start

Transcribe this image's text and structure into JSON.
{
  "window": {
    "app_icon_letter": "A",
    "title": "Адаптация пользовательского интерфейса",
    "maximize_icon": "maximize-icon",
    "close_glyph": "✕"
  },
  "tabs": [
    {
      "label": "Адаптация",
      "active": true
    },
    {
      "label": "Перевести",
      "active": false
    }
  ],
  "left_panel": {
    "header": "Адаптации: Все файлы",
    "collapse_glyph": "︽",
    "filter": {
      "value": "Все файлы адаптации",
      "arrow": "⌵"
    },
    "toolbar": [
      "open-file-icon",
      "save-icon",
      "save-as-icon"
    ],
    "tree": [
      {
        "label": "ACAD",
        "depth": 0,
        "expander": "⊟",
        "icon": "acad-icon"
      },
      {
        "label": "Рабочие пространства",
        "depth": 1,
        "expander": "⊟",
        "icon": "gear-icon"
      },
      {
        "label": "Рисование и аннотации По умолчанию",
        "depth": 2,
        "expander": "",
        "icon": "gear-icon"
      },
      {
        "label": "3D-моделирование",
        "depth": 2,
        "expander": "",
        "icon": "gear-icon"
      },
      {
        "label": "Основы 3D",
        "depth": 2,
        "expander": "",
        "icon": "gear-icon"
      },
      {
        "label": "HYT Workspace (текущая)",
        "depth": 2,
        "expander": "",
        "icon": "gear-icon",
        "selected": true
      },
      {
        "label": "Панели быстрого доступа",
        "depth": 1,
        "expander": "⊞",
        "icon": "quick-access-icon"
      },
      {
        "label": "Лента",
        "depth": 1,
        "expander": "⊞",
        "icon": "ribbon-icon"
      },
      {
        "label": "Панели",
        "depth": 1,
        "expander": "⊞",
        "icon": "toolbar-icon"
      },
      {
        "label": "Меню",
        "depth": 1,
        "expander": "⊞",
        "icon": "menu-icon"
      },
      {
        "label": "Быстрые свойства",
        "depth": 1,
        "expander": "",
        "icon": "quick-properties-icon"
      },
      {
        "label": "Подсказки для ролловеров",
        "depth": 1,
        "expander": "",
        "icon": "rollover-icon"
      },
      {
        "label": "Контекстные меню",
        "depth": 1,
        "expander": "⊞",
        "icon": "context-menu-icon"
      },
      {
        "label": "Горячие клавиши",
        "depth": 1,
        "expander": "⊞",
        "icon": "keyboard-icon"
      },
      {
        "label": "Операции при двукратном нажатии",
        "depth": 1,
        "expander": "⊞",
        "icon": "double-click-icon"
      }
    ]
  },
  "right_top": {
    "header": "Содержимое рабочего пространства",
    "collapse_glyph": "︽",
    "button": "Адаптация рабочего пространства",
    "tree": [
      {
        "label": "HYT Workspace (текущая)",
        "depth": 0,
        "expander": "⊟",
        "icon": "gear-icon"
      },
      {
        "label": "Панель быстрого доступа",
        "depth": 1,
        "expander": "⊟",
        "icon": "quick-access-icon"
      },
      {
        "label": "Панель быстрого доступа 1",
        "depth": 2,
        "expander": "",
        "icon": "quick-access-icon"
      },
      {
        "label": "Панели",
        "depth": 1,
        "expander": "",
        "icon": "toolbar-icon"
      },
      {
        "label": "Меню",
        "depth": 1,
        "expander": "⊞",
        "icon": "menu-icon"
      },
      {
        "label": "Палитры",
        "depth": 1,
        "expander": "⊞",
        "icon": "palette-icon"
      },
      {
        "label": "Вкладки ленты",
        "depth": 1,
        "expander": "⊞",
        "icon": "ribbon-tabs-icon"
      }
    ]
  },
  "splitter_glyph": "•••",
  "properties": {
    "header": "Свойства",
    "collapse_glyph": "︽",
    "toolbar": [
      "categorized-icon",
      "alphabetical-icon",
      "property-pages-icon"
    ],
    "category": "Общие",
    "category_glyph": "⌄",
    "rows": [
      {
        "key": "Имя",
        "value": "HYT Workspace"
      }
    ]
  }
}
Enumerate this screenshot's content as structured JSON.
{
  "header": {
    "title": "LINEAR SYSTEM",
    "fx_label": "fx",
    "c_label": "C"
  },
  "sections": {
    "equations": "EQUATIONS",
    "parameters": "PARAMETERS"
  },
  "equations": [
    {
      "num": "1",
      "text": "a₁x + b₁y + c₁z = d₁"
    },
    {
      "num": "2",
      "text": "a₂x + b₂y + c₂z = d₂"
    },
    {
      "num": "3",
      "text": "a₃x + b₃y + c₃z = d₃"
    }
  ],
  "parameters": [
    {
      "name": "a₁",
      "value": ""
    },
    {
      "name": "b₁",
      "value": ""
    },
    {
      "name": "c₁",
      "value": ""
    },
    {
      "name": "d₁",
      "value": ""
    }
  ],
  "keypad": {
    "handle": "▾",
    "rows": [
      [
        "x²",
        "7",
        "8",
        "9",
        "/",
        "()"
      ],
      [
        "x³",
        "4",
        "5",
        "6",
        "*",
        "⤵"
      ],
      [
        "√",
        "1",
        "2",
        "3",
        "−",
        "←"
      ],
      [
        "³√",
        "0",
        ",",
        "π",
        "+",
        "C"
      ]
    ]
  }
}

end

Copy exactly, and only, the lines from the one containing "Enumerate this screenshot's" through the last line of the listing.

WRITTEN RESPONSE -
Enumerate this screenshot's content as structured JSON.
{
  "header": {
    "title": "LINEAR SYSTEM",
    "fx_label": "fx",
    "c_label": "C"
  },
  "sections": {
    "equations": "EQUATIONS",
    "parameters": "PARAMETERS"
  },
  "equations": [
    {
      "num": "1",
      "text": "a₁x + b₁y + c₁z = d₁"
    },
    {
      "num": "2",
      "text": "a₂x + b₂y + c₂z = d₂"
    },
    {
      "num": "3",
      "text": "a₃x + b₃y + c₃z = d₃"
    }
  ],
  "parameters": [
    {
      "name": "a₁",
      "value": ""
    },
    {
      "name": "b₁",
      "value": ""
    },
    {
      "name": "c₁",
      "value": ""
    },
    {
      "name": "d₁",
      "value": ""
    }
  ],
  "keypad": {
    "handle": "▾",
    "rows": [
      [
        "x²",
        "7",
        "8",
        "9",
        "/",
        "()"
      ],
      [
        "x³",
        "4",
        "5",
        "6",
        "*",
        "⤵"
      ],
      [
        "√",
        "1",
        "2",
        "3",
        "−",
        "←"
      ],
      [
        "³√",
        "0",
        ",",
        "π",
        "+",
        "C"
      ]
    ]
  }
}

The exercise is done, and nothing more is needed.